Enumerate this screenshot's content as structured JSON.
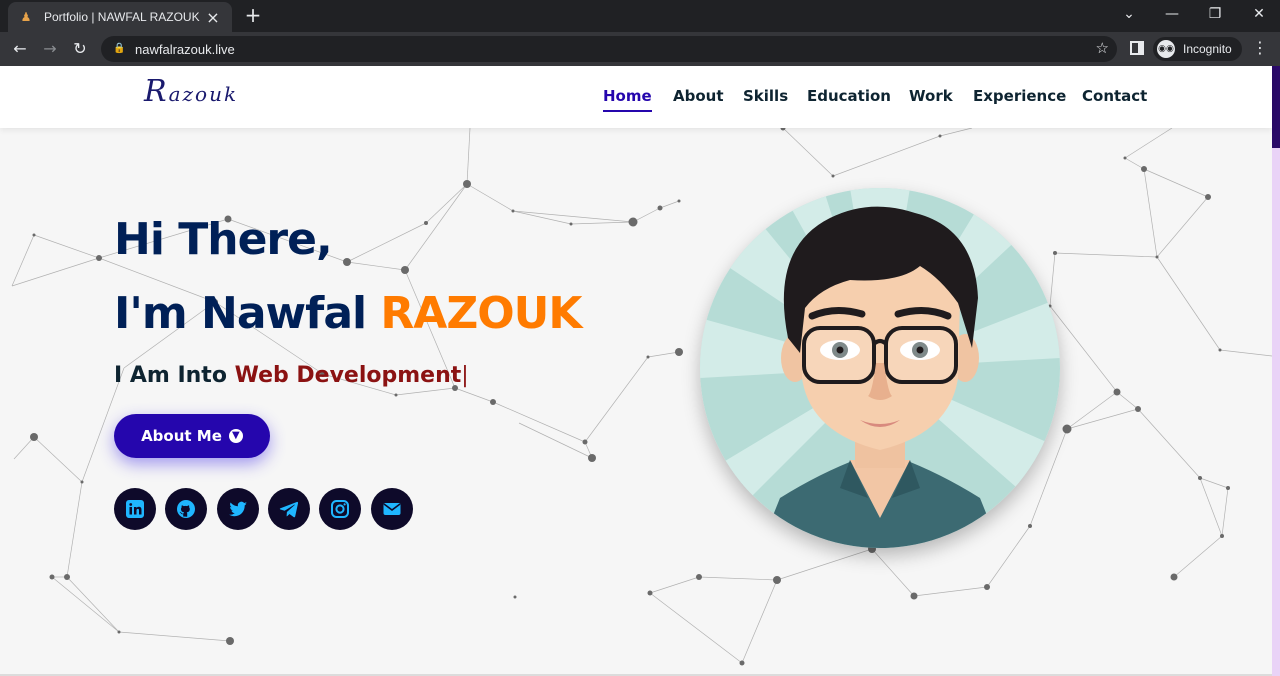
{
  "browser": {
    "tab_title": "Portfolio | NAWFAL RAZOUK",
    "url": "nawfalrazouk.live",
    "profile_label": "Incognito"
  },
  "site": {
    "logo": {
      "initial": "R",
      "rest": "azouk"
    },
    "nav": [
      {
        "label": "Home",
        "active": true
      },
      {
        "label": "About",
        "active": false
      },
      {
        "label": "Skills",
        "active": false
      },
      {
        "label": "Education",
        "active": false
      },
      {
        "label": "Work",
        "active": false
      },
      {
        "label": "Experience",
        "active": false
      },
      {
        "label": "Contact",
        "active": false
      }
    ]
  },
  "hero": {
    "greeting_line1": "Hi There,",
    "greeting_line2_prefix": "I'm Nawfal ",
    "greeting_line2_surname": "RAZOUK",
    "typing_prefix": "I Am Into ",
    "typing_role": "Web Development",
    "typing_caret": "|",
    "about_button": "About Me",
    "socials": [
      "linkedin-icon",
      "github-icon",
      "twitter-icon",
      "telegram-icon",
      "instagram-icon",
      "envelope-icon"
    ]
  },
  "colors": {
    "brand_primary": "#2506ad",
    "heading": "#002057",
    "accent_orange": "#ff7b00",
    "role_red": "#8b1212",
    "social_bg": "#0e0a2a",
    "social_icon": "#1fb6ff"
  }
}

····················

STATED EXERCISE =>
Omit the pictures and restate the rest of the records verbatim.

WORKED SOLUTION =>
Enumerate this screenshot's content as structured JSON.
{
  "browser": {
    "tab_title": "Portfolio | NAWFAL RAZOUK",
    "url": "nawfalrazouk.live",
    "profile_label": "Incognito"
  },
  "site": {
    "logo": {
      "initial": "R",
      "rest": "azouk"
    },
    "nav": [
      {
        "label": "Home",
        "active": true
      },
      {
        "label": "About",
        "active": false
      },
      {
        "label": "Skills",
        "active": false
      },
      {
        "label": "Education",
        "active": false
      },
      {
        "label": "Work",
        "active": false
      },
      {
        "label": "Experience",
        "active": false
      },
      {
        "label": "Contact",
        "active": false
      }
    ]
  },
  "hero": {
    "greeting_line1": "Hi There,",
    "greeting_line2_prefix": "I'm Nawfal ",
    "greeting_line2_surname": "RAZOUK",
    "typing_prefix": "I Am Into ",
    "typing_role": "Web Development",
    "typing_caret": "|",
    "about_button": "About Me",
    "socials": [
      "linkedin-icon",
      "github-icon",
      "twitter-icon",
      "telegram-icon",
      "instagram-icon",
      "envelope-icon"
    ]
  },
  "colors": {
    "brand_primary": "#2506ad",
    "heading": "#002057",
    "accent_orange": "#ff7b00",
    "role_red": "#8b1212",
    "social_bg": "#0e0a2a",
    "social_icon": "#1fb6ff"
  }
}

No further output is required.